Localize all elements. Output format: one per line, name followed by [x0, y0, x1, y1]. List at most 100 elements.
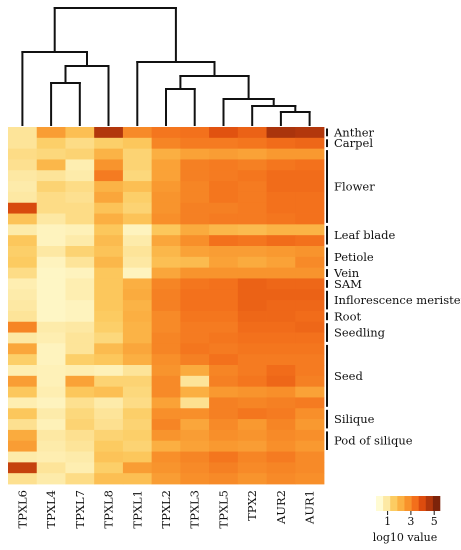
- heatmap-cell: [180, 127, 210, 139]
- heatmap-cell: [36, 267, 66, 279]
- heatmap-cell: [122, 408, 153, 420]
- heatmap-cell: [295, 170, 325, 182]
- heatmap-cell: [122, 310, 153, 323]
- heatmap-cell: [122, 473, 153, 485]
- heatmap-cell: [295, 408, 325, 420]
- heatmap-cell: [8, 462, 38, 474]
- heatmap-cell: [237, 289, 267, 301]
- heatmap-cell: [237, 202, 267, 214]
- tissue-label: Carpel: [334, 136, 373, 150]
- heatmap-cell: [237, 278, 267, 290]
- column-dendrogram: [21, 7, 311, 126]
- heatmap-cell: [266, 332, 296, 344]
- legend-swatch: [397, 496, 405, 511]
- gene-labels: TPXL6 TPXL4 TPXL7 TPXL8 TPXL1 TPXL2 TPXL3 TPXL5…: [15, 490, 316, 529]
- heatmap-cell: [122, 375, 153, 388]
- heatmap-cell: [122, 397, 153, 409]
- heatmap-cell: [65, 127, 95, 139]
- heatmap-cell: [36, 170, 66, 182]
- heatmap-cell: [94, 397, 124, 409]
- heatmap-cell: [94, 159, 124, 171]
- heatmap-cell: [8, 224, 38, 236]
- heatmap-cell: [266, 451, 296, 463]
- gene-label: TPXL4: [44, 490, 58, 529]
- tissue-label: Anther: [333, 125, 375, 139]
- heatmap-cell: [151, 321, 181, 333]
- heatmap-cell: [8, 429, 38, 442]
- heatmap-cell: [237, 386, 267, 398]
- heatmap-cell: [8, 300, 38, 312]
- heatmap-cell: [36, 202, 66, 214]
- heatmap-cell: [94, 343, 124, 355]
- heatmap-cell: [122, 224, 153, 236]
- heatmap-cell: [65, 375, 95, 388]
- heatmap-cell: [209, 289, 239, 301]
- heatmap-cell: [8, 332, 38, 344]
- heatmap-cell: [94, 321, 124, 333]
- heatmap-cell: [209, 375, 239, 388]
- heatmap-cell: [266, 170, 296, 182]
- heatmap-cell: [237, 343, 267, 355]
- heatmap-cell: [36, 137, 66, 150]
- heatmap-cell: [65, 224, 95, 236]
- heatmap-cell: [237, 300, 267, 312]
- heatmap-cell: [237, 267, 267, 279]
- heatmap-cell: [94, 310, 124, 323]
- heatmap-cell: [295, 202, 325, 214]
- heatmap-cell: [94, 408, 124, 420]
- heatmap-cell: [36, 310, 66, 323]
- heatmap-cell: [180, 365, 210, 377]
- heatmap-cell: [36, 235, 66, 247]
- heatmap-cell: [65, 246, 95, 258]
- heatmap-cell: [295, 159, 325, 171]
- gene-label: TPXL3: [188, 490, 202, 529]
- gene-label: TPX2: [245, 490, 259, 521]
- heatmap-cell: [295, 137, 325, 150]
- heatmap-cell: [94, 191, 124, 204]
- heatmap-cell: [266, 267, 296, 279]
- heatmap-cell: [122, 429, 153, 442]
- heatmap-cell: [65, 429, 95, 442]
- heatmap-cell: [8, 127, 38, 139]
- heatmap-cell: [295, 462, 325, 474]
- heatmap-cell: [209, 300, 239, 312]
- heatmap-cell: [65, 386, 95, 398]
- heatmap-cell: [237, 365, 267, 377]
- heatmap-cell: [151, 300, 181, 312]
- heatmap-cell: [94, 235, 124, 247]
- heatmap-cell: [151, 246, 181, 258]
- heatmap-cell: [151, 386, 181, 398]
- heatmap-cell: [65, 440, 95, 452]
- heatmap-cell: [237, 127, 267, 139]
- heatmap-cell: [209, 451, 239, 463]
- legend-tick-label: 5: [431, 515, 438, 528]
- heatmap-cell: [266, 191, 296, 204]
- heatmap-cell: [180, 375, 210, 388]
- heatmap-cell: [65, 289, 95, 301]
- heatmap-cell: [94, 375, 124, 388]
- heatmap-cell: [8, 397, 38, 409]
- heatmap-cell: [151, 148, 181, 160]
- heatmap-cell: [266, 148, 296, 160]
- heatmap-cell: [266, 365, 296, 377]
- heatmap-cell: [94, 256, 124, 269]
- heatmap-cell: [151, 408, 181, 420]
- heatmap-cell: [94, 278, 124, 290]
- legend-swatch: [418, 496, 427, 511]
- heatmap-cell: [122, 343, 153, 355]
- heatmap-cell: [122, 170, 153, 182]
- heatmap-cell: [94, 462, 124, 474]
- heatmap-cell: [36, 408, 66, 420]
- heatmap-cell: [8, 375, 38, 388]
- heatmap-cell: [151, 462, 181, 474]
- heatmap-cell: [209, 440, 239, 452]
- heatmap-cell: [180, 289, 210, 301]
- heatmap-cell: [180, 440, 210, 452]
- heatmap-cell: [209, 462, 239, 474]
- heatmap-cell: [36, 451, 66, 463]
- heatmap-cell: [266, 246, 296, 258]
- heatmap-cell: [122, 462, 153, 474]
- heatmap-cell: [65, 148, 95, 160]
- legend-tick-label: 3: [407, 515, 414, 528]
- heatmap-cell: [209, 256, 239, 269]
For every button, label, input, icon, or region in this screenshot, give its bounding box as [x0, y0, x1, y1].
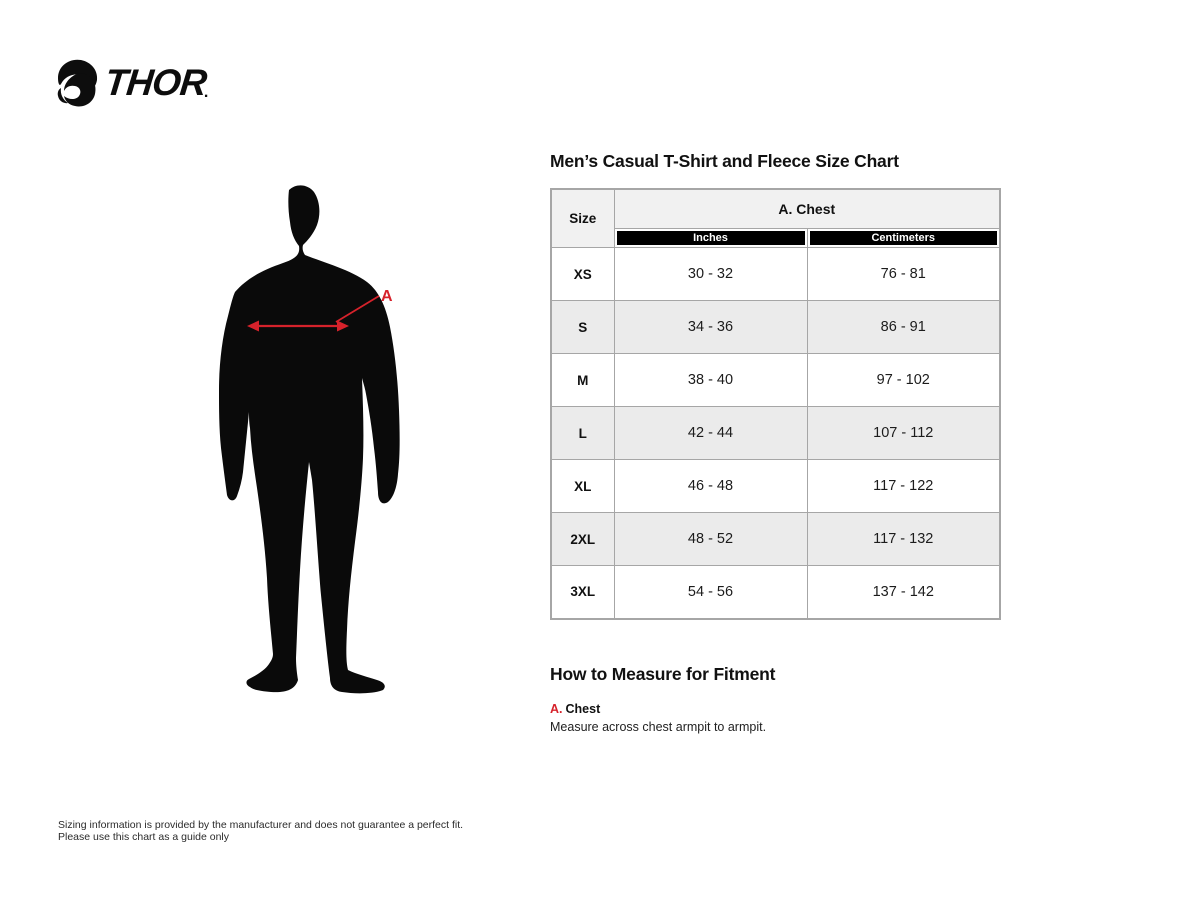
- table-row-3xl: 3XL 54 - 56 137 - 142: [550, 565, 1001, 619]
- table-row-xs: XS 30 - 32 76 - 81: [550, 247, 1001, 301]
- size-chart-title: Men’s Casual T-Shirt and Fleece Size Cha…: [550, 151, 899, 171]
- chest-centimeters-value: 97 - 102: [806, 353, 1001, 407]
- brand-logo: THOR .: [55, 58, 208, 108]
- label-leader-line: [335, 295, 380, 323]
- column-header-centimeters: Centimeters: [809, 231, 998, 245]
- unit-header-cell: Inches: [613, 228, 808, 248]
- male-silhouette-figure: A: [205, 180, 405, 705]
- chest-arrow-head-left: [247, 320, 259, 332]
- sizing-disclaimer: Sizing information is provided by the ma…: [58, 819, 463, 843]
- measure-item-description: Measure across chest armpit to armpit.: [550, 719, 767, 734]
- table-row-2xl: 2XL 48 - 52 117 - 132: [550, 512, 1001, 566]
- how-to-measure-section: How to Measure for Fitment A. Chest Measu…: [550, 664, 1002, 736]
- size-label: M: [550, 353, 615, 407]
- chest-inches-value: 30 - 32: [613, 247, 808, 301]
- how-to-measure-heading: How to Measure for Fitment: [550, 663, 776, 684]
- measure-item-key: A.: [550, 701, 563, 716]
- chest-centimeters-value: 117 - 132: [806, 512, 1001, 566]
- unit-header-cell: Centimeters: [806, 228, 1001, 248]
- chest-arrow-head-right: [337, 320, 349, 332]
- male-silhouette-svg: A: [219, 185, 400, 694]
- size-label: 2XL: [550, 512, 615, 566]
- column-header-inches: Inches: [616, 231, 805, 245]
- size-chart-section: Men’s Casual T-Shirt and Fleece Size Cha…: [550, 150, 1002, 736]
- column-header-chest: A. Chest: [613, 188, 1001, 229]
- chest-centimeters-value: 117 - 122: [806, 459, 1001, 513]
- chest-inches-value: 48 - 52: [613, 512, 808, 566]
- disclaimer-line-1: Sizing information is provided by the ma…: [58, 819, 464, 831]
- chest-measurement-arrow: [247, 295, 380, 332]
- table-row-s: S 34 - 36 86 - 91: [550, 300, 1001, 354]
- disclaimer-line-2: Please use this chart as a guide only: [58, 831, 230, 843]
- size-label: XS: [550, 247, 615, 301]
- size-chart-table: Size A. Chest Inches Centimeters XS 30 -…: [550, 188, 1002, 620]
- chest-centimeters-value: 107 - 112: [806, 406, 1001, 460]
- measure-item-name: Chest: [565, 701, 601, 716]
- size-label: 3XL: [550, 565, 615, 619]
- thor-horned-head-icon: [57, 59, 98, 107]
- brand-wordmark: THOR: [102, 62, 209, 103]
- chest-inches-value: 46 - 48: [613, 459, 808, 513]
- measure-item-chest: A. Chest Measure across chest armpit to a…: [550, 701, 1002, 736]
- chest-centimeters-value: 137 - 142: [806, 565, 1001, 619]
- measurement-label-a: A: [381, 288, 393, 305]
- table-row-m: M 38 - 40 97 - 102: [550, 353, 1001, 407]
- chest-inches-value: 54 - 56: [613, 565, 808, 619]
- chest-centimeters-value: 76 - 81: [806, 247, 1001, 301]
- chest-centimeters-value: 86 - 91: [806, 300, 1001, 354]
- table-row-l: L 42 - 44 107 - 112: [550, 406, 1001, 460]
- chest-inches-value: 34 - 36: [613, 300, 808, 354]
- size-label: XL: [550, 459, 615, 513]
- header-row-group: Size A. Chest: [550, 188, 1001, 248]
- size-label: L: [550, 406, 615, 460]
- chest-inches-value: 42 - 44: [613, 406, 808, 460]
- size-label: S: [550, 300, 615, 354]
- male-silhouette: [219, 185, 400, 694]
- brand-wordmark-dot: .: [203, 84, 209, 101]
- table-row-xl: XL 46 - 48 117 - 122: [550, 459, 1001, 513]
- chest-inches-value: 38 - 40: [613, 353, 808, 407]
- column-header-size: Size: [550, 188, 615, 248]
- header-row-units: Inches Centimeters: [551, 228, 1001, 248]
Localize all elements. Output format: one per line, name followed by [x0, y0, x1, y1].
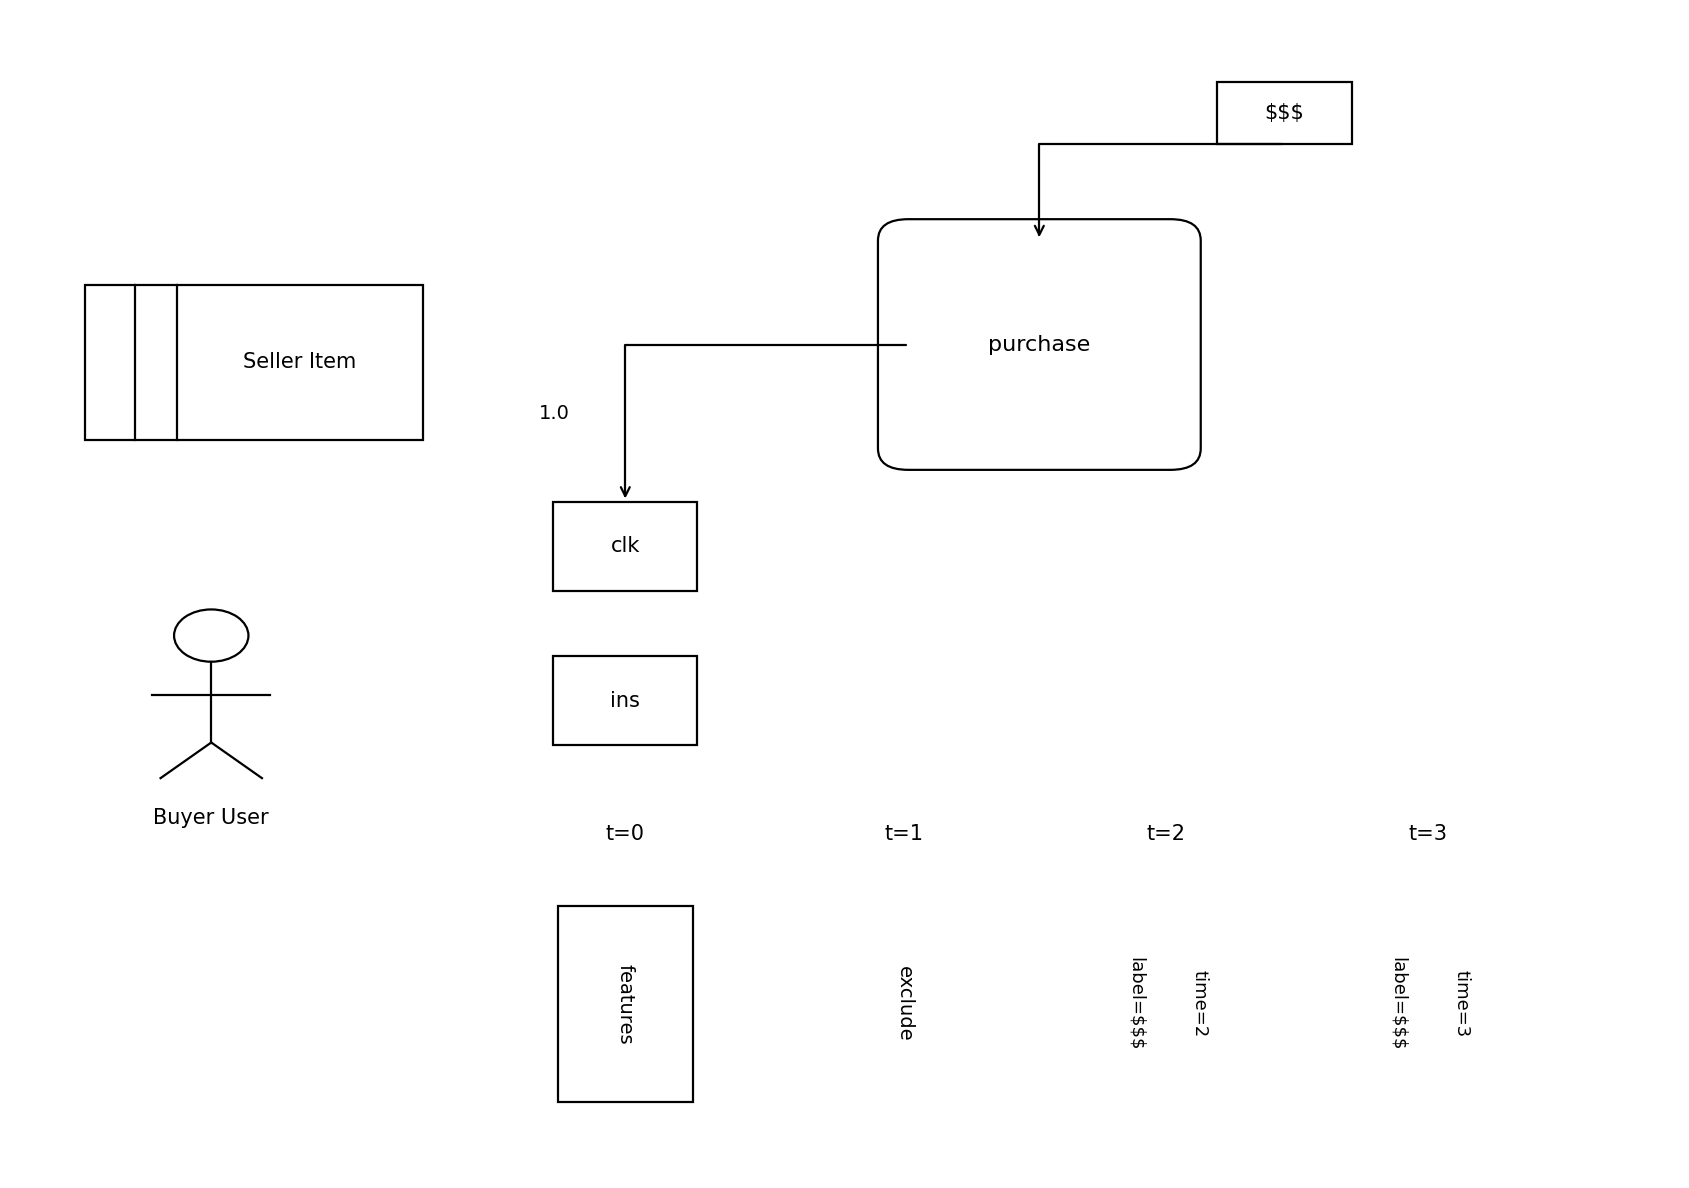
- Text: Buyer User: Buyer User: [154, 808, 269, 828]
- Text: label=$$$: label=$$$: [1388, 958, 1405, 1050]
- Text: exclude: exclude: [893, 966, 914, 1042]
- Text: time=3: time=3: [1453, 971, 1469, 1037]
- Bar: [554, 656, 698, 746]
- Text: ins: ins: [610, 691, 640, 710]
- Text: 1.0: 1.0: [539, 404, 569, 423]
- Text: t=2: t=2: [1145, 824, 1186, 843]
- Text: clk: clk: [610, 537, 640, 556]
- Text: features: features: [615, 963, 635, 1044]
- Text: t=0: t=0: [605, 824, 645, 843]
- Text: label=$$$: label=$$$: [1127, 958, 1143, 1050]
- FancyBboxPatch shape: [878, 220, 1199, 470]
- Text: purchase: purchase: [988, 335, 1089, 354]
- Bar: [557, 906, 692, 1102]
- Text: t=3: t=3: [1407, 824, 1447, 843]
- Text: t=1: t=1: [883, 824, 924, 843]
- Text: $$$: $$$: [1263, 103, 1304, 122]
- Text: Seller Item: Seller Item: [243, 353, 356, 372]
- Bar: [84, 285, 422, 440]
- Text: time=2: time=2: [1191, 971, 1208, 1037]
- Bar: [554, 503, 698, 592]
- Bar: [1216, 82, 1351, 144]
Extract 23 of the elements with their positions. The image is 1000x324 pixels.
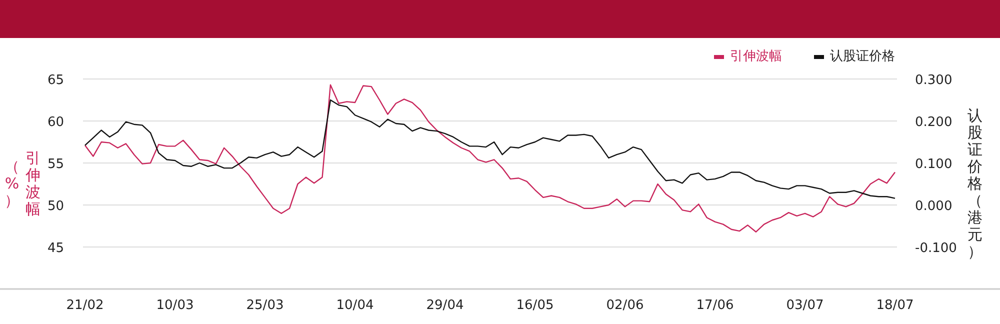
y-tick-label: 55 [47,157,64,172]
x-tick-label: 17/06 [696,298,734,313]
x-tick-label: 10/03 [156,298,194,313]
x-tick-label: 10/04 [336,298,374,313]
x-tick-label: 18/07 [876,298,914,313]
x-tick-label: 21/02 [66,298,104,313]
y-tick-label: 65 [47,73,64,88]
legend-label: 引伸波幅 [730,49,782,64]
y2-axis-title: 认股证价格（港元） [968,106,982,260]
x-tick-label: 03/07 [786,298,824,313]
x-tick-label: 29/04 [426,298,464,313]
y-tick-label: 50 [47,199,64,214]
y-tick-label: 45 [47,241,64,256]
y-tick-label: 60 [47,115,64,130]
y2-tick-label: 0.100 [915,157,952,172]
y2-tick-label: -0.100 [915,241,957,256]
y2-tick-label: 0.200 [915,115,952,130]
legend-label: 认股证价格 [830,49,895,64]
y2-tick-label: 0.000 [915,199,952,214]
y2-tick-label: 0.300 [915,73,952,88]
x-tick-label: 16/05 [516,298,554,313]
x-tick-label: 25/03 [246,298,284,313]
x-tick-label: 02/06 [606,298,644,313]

•••••

Could you copy out the lines of the listing from the one containing "y-tick-label: 55 [47,157,64,172]" through the one containing "y2-tick-label: 0.300 [915,73,952,88]", including both, character for character?

» Solution for this exercise:
y-tick-label: 55 [47,157,64,172]
x-tick-label: 17/06 [696,298,734,313]
x-tick-label: 10/03 [156,298,194,313]
x-tick-label: 10/04 [336,298,374,313]
x-tick-label: 18/07 [876,298,914,313]
x-tick-label: 21/02 [66,298,104,313]
y-tick-label: 65 [47,73,64,88]
legend-label: 引伸波幅 [730,49,782,64]
y2-axis-title: 认股证价格（港元） [968,106,982,260]
x-tick-label: 03/07 [786,298,824,313]
x-tick-label: 29/04 [426,298,464,313]
y-tick-label: 50 [47,199,64,214]
y-tick-label: 45 [47,241,64,256]
y-tick-label: 60 [47,115,64,130]
y2-tick-label: 0.100 [915,157,952,172]
y2-tick-label: -0.100 [915,241,957,256]
y2-tick-label: 0.200 [915,115,952,130]
legend-label: 认股证价格 [830,49,895,64]
y2-tick-label: 0.000 [915,199,952,214]
y2-tick-label: 0.300 [915,73,952,88]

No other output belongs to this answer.